Input data –
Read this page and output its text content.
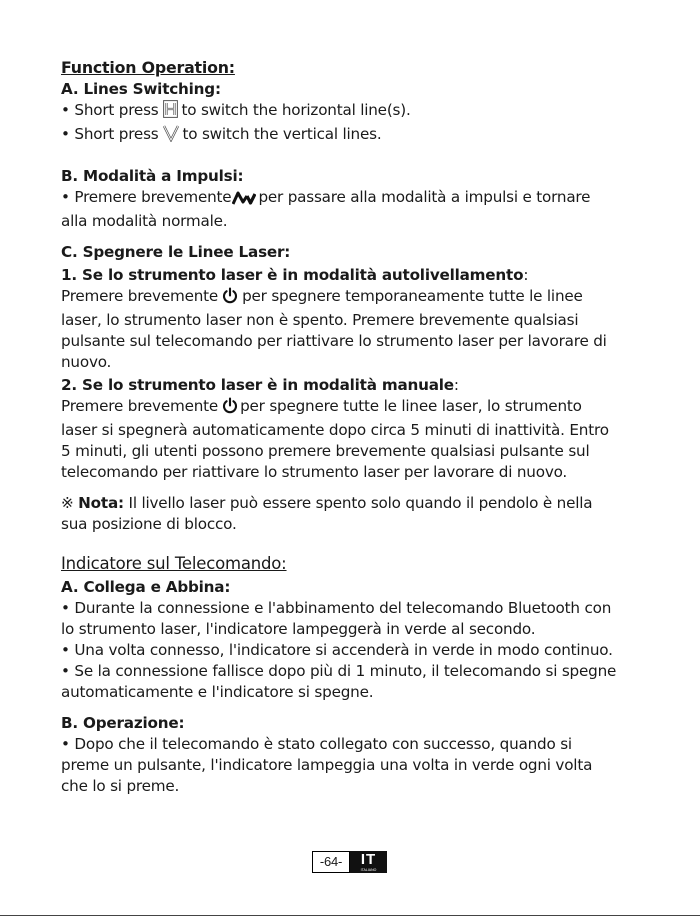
Function Operation:

A. Lines Switching:

• Short press to switch the horizontal line(s).

• Short press to switch the vertical lines.

B. Modalità a Impulsi:

• Premere brevemente per passare alla modalità a impulsi e tornare

alla modalità normale.

C. Spegnere le Linee Laser:

1. Se lo strumento laser è in modalità autolivellamento:

Premere brevemente per spegnere temporaneamente tutte le linee

laser, lo strumento laser non è spento. Premere brevemente qualsiasi

pulsante sul telecomando per riattivare lo strumento laser per lavorare di

nuovo.

2. Se lo strumento laser è in modalità manuale:

Premere brevemente per spegnere tutte le linee laser, lo strumento

laser si spegnerà automaticamente dopo circa 5 minuti di inattività. Entro

5 minuti, gli utenti possono premere brevemente qualsiasi pulsante sul

telecomando per riattivare lo strumento laser per lavorare di nuovo.

※ Nota: Il livello laser può essere spento solo quando il pendolo è nella

sua posizione di blocco.

Indicatore sul Telecomando:

A. Collega e Abbina:

• Durante la connessione e l'abbinamento del telecomando Bluetooth con

lo strumento laser, l'indicatore lampeggerà in verde al secondo.

• Una volta connesso, l'indicatore si accenderà in verde in modo continuo.

• Se la connessione fallisce dopo più di 1 minuto, il telecomando si spegne

automaticamente e l'indicatore si spegne.

B. Operazione:

• Dopo che il telecomando è stato collegato con successo, quando si

preme un pulsante, l'indicatore lampeggia una volta in verde ogni volta

che lo si preme.

-64-	IT
ITALIANO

Challenge –
Say only how many lines in the records carry the word "connessione".

The reply –
2